Work to complete:
Find the number of lines in these records where the word "Index" appears. Reply with that number and nothing more.

Records for this exercise:
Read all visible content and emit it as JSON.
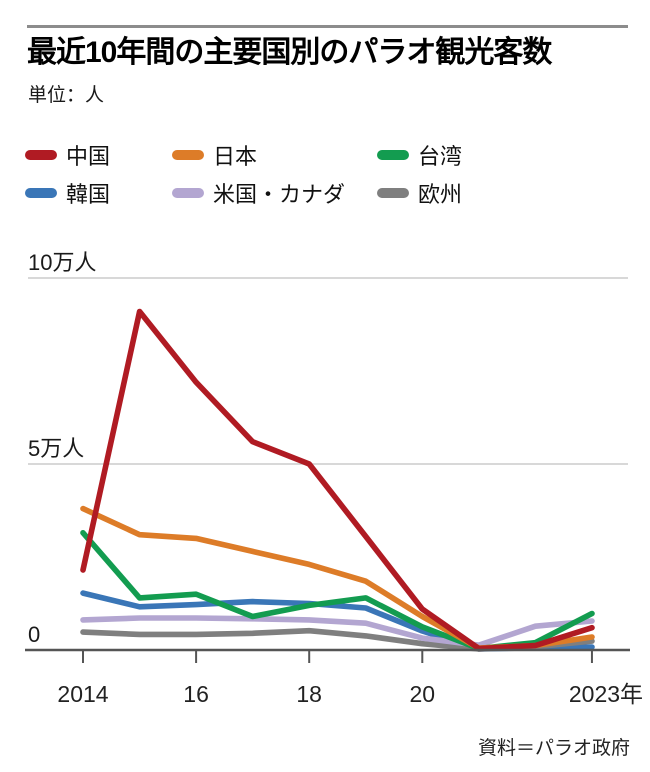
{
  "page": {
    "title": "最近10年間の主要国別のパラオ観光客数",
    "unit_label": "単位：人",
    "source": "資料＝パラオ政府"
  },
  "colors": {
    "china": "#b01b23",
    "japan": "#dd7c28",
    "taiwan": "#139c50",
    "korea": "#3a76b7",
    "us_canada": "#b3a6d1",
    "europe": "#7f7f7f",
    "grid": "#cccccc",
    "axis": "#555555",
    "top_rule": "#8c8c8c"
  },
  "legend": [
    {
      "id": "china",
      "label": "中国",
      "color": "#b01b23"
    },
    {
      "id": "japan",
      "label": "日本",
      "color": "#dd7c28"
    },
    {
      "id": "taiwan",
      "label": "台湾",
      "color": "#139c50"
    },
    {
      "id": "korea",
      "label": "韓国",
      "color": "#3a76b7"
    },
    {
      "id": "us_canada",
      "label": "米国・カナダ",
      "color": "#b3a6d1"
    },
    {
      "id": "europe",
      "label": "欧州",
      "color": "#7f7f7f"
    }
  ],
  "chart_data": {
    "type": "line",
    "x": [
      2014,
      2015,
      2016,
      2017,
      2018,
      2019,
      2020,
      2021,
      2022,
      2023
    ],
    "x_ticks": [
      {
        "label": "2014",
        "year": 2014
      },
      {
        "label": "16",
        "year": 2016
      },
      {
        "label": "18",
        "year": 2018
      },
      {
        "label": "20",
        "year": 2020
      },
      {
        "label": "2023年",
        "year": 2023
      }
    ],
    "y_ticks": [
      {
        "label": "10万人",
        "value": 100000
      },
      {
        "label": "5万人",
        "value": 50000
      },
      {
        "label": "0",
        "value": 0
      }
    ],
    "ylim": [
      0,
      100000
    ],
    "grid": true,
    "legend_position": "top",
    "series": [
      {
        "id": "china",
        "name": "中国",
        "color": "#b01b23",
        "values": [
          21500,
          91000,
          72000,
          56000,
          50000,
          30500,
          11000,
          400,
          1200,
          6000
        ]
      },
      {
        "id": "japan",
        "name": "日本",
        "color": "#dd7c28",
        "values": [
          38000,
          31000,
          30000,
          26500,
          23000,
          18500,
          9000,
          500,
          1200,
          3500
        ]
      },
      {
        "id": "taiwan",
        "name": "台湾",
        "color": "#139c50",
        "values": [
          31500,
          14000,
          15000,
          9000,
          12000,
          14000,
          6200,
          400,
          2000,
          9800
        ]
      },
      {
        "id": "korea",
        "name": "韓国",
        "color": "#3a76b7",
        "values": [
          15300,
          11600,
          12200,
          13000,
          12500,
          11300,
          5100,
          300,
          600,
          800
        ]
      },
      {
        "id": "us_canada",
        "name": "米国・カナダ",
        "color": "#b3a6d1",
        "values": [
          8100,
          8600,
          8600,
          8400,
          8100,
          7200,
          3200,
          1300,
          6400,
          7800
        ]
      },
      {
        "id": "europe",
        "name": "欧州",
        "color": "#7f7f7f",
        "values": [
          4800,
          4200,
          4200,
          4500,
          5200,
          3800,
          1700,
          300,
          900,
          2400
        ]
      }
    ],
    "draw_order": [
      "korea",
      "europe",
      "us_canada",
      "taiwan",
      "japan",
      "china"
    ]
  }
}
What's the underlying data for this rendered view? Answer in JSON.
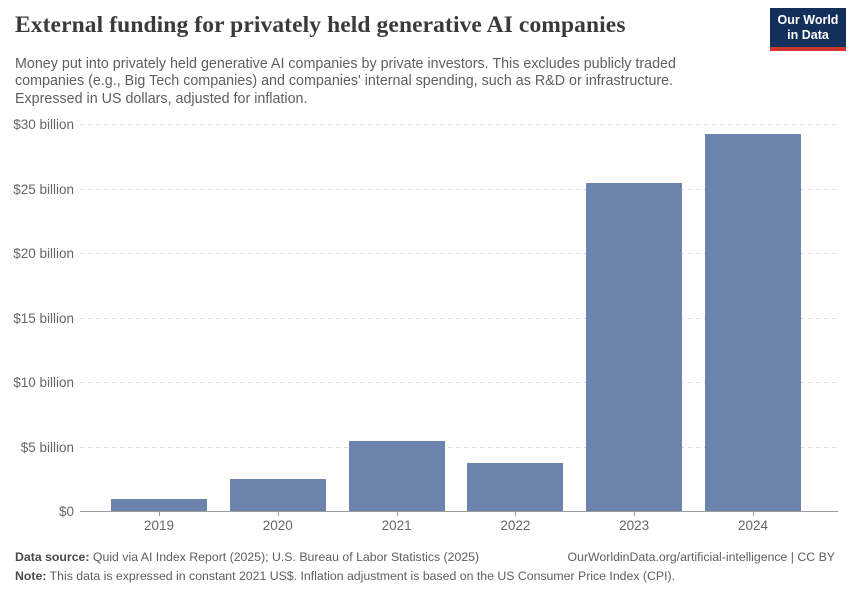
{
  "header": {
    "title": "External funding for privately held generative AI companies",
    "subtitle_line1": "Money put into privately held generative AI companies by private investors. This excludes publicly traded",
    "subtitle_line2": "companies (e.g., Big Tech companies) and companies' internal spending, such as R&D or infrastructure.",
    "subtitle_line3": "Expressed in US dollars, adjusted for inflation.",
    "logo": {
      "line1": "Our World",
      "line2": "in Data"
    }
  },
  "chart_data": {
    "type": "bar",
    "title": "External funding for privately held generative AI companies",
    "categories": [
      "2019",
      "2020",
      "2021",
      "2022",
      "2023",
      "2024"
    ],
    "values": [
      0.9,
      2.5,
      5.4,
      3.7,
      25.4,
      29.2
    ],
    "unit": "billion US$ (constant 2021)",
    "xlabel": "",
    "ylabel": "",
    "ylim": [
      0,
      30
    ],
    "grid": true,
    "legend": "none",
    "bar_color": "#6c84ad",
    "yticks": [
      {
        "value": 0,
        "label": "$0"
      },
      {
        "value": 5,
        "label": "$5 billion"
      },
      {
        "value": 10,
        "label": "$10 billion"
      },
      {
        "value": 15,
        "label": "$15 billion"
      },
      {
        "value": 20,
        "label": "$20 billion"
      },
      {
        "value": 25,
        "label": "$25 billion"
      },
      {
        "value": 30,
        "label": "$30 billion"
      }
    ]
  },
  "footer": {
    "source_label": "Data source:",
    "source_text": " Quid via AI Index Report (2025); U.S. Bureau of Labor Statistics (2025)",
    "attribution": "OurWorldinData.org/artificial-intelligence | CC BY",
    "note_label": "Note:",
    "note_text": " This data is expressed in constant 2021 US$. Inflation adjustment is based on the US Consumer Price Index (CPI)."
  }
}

* * *

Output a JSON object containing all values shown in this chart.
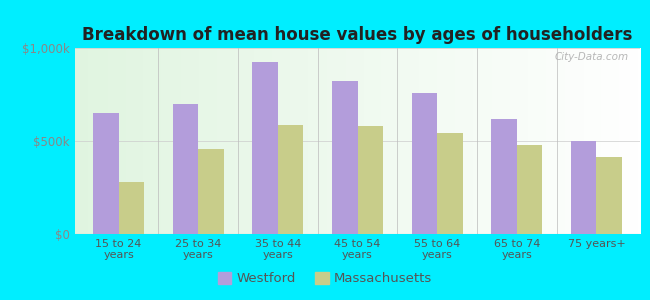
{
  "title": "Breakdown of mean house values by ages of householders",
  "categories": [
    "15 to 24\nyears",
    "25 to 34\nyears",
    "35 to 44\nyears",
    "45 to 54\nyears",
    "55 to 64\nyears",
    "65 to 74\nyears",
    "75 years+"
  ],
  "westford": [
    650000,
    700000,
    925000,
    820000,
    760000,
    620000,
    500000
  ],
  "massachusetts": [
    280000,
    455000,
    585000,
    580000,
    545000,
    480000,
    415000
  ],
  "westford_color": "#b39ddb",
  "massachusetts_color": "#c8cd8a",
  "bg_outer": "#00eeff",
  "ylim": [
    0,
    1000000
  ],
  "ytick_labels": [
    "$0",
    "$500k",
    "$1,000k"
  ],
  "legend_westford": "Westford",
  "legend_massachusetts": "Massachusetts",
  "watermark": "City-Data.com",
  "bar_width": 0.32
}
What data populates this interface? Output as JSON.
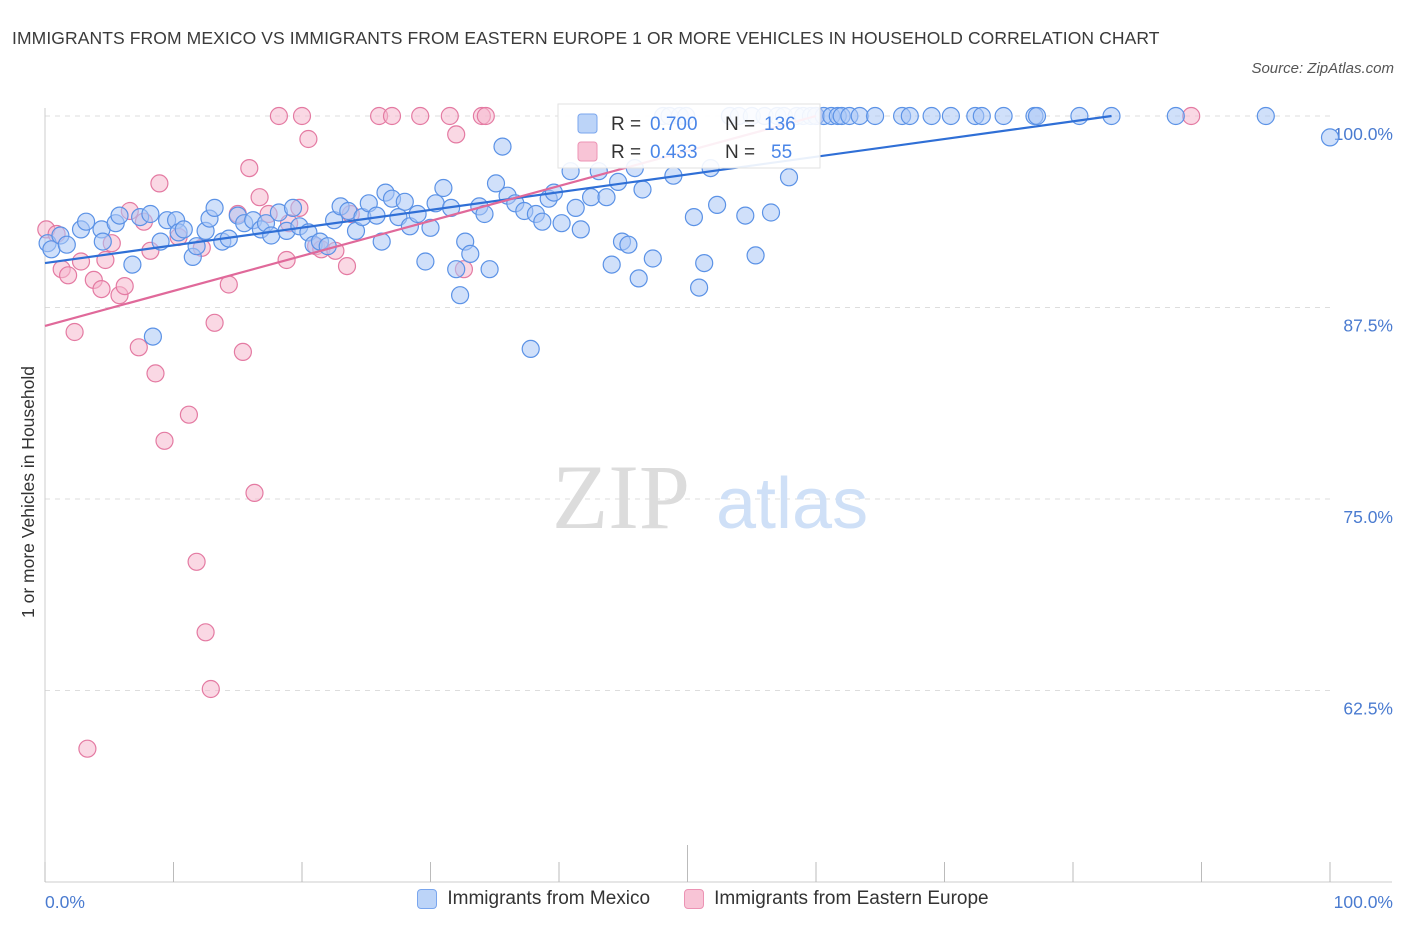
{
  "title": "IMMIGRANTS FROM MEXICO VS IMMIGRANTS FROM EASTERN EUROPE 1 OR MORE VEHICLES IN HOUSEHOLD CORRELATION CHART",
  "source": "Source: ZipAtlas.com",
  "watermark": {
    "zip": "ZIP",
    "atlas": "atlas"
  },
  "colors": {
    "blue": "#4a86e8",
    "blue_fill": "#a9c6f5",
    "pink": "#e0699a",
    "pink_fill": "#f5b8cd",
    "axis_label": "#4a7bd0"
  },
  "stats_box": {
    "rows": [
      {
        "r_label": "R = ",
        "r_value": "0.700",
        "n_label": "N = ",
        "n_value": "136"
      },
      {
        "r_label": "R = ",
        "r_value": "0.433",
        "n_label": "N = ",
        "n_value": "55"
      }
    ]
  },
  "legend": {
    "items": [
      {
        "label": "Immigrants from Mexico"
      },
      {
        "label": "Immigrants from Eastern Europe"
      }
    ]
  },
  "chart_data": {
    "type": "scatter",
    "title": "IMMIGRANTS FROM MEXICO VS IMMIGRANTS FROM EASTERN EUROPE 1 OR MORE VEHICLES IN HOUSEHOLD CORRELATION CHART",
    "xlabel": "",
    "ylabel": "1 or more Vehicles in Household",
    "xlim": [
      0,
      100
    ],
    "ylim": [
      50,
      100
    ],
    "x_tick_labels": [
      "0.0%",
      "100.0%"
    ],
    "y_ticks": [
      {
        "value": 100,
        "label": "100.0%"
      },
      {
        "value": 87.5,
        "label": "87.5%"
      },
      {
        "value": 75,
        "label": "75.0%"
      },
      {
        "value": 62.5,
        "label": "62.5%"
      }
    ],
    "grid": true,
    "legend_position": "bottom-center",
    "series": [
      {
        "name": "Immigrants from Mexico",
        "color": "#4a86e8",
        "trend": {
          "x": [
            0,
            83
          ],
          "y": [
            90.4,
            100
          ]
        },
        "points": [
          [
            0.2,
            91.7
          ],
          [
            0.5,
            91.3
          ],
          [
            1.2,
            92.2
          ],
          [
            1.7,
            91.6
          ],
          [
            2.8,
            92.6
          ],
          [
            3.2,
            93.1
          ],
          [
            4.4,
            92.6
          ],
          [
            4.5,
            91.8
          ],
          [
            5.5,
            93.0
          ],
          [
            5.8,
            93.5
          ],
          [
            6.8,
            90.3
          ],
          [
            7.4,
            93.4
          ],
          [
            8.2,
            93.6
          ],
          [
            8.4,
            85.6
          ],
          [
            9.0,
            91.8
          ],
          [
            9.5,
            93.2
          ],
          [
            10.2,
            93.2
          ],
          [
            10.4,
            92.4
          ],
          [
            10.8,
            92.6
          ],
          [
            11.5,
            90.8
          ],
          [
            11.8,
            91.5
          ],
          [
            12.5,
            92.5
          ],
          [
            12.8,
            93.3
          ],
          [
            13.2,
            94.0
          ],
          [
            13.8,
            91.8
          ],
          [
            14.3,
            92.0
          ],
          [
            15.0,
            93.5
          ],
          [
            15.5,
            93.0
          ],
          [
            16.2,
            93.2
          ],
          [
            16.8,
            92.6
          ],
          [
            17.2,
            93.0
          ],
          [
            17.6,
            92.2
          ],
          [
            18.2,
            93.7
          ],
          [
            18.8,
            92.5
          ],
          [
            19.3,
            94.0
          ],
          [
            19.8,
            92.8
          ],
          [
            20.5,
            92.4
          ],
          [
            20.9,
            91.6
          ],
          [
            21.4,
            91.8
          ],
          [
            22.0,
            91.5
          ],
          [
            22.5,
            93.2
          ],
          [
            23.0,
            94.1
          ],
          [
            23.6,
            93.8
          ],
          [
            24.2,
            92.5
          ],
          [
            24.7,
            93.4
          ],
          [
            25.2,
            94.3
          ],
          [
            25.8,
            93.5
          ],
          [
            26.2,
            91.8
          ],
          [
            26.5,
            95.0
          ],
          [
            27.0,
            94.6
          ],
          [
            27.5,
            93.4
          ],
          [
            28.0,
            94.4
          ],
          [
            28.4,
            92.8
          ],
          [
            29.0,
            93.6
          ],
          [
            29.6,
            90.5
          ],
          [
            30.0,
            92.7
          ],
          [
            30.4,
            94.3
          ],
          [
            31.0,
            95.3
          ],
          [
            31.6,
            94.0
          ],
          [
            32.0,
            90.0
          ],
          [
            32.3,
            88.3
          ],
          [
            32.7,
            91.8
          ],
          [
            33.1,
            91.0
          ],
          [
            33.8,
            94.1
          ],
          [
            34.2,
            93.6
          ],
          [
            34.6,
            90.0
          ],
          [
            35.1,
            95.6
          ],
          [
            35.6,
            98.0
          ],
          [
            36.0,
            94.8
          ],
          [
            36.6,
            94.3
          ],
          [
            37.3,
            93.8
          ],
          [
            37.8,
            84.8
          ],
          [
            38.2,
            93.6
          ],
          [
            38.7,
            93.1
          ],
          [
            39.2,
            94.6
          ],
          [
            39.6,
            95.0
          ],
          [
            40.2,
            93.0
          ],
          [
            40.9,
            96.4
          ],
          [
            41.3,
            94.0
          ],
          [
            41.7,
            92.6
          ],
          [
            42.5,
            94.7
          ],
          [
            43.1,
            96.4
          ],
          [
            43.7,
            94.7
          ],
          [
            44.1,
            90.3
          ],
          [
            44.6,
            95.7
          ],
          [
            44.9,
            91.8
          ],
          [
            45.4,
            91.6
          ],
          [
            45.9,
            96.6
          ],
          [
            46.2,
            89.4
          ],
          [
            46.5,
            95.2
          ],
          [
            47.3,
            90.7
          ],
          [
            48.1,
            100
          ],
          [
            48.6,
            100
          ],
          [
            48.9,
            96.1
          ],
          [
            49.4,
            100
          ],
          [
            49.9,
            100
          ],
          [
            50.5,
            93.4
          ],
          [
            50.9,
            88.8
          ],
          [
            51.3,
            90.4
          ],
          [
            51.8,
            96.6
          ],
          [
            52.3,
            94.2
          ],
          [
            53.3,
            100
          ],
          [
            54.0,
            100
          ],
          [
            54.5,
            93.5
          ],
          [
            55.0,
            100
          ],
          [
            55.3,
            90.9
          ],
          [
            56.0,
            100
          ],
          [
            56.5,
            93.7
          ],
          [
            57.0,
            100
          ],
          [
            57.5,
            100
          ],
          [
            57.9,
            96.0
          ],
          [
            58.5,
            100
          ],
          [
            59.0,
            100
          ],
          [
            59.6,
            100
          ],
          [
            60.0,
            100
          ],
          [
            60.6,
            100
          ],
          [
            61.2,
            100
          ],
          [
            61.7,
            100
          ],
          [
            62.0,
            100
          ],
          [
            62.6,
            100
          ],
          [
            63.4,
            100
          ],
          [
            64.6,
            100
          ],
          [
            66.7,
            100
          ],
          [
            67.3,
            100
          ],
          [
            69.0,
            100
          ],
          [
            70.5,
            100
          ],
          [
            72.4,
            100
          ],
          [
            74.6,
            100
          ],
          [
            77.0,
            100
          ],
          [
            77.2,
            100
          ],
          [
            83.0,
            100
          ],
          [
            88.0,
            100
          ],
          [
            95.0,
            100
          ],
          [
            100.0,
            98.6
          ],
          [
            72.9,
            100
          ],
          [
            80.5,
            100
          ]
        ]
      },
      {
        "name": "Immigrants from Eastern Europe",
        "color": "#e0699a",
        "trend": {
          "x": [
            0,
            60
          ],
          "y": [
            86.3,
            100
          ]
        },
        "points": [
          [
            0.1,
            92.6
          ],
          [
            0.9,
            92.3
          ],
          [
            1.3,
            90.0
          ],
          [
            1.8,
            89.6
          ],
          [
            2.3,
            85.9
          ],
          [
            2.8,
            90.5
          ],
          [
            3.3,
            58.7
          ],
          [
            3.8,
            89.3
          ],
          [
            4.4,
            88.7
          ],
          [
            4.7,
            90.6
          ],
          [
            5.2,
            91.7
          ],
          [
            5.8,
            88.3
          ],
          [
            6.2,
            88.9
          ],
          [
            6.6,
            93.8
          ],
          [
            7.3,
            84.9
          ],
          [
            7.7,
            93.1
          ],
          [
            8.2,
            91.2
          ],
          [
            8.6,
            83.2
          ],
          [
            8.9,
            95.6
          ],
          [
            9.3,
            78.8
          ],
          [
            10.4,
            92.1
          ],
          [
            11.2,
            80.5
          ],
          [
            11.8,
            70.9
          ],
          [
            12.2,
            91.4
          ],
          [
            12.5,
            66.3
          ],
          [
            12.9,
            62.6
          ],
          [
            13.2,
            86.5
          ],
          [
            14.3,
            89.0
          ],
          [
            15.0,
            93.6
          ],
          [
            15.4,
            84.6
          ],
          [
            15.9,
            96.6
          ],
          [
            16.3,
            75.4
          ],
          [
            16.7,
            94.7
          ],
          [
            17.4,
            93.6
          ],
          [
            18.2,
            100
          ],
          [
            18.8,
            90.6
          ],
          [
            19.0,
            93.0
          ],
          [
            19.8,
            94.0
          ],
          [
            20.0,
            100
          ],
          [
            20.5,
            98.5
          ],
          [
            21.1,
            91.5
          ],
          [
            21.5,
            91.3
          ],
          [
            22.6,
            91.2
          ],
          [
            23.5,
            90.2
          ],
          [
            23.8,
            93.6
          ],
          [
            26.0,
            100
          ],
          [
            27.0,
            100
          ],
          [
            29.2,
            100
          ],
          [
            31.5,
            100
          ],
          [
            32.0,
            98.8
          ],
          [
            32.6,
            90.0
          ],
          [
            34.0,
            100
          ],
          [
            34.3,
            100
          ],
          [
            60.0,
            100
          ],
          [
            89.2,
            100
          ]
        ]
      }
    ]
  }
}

Exercise output:
2